§ What is needed: Which lines contain the string "Replication"? Please list every one of them.

# START OF Records for the exercise

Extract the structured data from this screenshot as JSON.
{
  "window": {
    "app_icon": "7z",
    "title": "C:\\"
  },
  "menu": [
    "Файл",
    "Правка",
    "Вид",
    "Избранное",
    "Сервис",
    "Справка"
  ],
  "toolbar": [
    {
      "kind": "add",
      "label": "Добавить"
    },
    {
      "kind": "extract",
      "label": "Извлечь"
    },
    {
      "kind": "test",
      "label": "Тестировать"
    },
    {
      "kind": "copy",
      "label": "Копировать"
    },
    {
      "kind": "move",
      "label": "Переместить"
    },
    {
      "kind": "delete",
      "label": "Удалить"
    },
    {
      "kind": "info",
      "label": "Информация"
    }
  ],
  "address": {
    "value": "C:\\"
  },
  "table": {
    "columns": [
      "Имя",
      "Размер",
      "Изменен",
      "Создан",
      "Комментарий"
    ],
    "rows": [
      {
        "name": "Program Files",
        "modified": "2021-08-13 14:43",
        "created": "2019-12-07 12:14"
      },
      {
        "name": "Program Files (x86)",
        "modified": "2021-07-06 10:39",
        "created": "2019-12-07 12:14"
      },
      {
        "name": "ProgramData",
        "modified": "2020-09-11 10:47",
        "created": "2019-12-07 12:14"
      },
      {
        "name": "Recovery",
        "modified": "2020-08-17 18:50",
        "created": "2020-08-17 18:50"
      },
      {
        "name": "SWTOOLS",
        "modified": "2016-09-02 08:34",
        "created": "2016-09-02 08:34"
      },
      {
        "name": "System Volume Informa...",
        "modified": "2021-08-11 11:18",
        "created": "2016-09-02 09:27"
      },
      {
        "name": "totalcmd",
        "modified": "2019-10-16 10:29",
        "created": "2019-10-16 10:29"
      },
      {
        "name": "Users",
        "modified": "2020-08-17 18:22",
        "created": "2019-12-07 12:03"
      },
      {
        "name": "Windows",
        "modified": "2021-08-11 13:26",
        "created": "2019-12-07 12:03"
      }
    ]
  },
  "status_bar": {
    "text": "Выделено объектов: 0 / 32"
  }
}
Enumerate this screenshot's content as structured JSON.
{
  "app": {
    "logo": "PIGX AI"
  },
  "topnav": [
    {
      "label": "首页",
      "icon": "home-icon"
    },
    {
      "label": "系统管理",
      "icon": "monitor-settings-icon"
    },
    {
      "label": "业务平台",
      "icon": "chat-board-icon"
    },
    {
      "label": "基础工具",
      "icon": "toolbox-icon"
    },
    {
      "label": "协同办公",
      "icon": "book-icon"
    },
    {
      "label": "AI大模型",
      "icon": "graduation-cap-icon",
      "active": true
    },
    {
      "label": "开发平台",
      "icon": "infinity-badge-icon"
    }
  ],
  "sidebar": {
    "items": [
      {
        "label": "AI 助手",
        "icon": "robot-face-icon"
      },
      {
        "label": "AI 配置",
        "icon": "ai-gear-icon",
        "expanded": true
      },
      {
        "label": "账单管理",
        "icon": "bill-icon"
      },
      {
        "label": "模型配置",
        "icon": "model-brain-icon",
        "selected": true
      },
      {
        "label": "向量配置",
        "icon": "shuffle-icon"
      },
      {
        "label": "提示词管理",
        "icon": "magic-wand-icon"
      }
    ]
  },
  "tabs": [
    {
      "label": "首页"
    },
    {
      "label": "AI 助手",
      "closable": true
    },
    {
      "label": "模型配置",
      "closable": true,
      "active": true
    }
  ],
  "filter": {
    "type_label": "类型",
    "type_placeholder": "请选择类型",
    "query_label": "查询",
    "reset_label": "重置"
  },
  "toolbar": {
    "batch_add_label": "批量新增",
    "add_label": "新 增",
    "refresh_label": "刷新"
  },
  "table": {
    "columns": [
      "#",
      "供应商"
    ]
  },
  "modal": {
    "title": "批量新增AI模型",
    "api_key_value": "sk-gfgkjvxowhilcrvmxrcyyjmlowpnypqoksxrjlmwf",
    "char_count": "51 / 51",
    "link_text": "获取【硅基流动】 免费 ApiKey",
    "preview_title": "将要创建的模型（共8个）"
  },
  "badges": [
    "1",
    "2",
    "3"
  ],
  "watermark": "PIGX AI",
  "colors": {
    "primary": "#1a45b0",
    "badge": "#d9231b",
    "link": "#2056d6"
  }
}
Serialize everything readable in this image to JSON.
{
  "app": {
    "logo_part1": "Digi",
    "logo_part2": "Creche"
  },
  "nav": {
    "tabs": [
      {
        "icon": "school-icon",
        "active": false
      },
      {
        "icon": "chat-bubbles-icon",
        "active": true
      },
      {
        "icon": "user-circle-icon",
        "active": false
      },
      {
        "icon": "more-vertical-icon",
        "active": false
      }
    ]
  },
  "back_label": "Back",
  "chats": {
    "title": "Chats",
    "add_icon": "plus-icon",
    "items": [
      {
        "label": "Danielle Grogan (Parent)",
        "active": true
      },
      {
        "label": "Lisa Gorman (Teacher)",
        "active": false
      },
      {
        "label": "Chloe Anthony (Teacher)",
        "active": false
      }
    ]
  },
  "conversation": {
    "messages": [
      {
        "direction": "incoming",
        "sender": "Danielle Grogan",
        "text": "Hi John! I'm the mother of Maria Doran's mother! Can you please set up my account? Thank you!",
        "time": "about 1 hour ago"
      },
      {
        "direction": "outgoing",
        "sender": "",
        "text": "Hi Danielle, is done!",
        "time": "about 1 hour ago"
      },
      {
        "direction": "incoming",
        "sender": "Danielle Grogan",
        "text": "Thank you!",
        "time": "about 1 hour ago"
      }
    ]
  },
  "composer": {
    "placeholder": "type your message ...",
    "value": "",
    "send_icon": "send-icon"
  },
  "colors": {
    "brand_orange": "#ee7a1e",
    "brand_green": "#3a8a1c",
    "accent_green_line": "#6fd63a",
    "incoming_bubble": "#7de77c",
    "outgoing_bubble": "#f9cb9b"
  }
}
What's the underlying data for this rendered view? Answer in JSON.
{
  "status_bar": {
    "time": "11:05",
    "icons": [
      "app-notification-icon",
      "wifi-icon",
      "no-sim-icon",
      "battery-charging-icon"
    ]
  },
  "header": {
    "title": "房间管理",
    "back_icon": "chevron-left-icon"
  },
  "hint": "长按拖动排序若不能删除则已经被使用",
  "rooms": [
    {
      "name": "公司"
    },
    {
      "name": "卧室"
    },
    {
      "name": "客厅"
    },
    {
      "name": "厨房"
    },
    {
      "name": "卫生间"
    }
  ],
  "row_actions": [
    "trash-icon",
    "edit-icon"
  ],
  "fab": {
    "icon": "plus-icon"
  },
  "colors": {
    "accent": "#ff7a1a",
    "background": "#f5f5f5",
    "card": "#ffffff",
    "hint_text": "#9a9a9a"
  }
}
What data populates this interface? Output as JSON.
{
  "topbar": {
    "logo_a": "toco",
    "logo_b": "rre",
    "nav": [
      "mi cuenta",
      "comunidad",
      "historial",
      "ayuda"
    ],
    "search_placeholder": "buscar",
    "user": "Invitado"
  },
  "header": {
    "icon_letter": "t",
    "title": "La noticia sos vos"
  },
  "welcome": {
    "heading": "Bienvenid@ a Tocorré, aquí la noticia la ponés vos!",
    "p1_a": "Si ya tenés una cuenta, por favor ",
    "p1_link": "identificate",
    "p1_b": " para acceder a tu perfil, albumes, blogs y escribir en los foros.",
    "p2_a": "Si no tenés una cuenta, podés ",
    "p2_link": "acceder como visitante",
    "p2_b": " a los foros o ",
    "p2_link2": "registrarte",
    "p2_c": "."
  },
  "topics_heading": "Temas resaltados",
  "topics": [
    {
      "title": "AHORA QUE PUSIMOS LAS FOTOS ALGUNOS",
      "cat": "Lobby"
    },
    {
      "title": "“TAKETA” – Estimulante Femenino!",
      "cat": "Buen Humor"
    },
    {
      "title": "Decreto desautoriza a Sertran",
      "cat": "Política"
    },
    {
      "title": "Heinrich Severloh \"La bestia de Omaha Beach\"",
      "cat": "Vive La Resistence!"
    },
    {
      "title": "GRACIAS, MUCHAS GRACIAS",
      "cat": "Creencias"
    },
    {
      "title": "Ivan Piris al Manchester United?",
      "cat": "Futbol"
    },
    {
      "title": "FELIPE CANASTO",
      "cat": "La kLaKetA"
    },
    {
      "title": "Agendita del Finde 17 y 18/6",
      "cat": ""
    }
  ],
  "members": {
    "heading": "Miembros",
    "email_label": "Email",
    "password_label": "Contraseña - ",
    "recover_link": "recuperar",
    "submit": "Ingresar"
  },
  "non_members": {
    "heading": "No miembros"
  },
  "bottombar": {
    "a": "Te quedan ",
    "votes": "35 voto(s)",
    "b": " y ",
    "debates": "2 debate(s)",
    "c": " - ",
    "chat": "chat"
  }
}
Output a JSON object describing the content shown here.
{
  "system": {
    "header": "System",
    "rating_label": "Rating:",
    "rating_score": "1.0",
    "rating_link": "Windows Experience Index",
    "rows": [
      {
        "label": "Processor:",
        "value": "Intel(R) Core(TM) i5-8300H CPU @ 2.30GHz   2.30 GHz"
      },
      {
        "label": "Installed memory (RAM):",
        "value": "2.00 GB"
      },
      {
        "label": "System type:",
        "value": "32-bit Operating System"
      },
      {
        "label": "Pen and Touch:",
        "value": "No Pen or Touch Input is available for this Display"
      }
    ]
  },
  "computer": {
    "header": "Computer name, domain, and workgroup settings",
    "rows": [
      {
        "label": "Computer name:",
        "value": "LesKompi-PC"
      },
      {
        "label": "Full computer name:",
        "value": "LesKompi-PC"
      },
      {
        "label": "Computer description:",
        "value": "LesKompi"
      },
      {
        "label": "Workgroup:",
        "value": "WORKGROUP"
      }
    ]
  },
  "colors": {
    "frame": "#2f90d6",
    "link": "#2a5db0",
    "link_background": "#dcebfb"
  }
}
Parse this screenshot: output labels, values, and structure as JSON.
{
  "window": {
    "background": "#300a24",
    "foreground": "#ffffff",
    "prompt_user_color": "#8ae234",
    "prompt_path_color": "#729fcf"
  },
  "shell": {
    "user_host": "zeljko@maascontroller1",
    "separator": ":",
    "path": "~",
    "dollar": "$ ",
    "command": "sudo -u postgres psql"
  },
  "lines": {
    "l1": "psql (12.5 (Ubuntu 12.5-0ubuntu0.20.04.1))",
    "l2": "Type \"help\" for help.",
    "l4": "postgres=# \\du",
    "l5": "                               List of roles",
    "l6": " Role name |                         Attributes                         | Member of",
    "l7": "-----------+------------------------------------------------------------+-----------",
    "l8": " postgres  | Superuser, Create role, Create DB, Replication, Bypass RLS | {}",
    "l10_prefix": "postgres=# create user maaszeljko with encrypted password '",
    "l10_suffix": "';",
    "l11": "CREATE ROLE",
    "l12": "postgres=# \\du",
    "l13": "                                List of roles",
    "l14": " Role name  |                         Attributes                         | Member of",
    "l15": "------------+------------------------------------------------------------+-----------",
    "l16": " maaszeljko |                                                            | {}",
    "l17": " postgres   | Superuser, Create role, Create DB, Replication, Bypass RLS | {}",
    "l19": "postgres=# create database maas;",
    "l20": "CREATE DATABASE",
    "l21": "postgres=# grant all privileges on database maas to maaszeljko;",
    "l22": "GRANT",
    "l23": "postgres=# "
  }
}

# END OF Records for the exercise

§ Task solution:
    "l8": " postgres  | Superuser, Create role, Create DB, Replication, Bypass RLS | {}",
    "l17": " postgres   | Superuser, Create role, Create DB, Replication, Bypass RLS | {}",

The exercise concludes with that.